Perairan Pantai Belembang, Teluk Klabat, merupakan wilayah yang terletak di Kecamatan Parit Tiga, Desa Bakit, Dusun Belembang, Kabupaten Bangka Barat
yang merupakan bagian luar sisi barat dari Teluk Klabat dan berhadapan dengan Pulau Kelapa. Vegetasi yang tumbuh di daerah pantai umumnya cemara dan pohon
kelapa. Selain itu dijumpai pula beberapa tonjolan batu dan gosong pasir yang muncul ke permukaan pada saat air surut. Terdapat aktivitas penangkapan ikan
pancing, jaring, dan memungut biota, alur pelayaran, dan pemukiman penduduk serta penambangan timah secara tradisional yang biasa disebut dengan penambangan
timah apung rakyat maupun dengan menggunakan kapal hisap dan kapal keruk timah. Daerah tepi pantai banyak dijumpai tumpukan cangkang siput gonggong
yang tidak dimanfaatkan oleh masyarakat Lampiran 4.

Informasi Hasil Ekstraksi>

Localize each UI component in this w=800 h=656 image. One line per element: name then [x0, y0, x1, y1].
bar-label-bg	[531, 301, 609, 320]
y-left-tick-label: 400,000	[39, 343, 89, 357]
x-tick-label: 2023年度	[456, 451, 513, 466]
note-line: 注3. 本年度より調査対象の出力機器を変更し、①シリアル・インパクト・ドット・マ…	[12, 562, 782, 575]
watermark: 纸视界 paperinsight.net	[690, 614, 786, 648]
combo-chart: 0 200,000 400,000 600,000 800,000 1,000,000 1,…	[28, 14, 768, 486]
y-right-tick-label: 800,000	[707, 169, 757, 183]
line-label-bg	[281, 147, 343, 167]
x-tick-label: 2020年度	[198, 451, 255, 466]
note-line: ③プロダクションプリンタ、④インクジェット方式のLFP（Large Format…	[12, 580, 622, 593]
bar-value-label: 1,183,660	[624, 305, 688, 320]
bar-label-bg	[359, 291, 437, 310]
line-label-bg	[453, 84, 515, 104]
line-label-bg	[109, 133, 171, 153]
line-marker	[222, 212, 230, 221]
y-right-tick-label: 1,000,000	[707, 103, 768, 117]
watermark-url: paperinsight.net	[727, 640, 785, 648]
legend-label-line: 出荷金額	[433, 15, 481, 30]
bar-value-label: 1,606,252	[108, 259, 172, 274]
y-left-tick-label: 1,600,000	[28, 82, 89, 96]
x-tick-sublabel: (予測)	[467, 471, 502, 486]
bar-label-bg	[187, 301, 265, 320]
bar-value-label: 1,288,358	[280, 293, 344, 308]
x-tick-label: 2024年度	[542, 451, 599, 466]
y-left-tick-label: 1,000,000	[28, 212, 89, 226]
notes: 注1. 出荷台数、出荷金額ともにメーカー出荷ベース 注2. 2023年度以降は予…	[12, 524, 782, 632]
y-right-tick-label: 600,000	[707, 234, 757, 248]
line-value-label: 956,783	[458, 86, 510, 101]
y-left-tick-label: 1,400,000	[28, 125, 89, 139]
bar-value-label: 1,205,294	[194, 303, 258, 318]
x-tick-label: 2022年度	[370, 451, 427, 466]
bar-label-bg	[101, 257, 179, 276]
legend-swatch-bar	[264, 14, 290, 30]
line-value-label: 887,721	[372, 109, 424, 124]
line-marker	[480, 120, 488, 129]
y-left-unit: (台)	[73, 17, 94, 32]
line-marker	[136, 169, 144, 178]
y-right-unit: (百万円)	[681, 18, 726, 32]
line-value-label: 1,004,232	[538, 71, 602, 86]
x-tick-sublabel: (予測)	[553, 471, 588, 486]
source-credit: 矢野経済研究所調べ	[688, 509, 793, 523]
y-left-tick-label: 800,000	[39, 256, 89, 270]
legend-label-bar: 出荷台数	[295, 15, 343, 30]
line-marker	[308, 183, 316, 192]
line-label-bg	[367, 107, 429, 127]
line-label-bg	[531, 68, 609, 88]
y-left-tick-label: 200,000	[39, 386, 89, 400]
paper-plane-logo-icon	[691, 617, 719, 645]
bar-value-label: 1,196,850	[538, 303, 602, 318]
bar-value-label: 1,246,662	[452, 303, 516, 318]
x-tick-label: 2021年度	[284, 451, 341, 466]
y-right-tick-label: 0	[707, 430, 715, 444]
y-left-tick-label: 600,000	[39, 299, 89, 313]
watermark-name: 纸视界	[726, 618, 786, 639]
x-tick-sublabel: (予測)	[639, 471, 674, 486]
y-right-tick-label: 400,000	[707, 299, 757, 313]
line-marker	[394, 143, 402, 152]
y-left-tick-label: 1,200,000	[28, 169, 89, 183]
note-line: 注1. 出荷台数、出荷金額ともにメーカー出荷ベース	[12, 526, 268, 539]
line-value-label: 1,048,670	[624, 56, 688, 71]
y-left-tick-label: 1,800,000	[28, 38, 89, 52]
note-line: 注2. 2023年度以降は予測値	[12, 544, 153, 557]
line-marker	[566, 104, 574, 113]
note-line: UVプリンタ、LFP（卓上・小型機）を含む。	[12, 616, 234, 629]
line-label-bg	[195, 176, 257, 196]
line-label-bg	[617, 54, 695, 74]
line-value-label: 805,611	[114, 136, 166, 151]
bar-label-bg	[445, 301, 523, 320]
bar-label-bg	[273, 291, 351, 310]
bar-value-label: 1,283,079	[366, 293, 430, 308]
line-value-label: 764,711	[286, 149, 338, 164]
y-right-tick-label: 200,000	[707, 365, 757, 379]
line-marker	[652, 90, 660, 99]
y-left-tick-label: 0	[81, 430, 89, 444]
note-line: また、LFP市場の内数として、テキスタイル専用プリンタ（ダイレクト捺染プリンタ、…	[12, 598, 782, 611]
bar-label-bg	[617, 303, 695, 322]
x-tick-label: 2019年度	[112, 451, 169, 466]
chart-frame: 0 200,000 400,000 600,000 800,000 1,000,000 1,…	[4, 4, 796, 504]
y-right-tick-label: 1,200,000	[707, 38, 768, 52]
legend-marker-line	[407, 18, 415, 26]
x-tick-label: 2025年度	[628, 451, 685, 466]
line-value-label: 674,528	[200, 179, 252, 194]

Daftar Tugas>
• 1. Tentukan apakah setiap pernyataan berikut sesuai dengan teks tentang Pantai Belembang dengan menjawab ya atau tidak, lalu kutip kata-kata teks yang menentukan jawabannya: (a) Perairan Pantai Belembang berhadapan dengan Pulau Kelapa. (b) Vegetasi di daerah pantai umumnya berupa bakau. (c) Cangkang siput gonggong di tepi pantai dimanfaatkan oleh masyarakat.
• 2. Sebutkan kecamatan tempat perairan Pantai Belembang terletak menurut teks tersebut.
Catatan-catatan tersebut tidak berkaitan dengan teks.

Jawaban per Tugas>
• 1.
(a) Ya: "berhadapan dengan Pulau Kelapa".
(b) Tidak: "Vegetasi yang tumbuh di daerah pantai umumnya cemara dan pohon kelapa".
(c) Tidak: "tumpukan cangkang siput gonggong yang tidak dimanfaatkan oleh masyarakat".

• 2. Kecamatan Parit Tiga.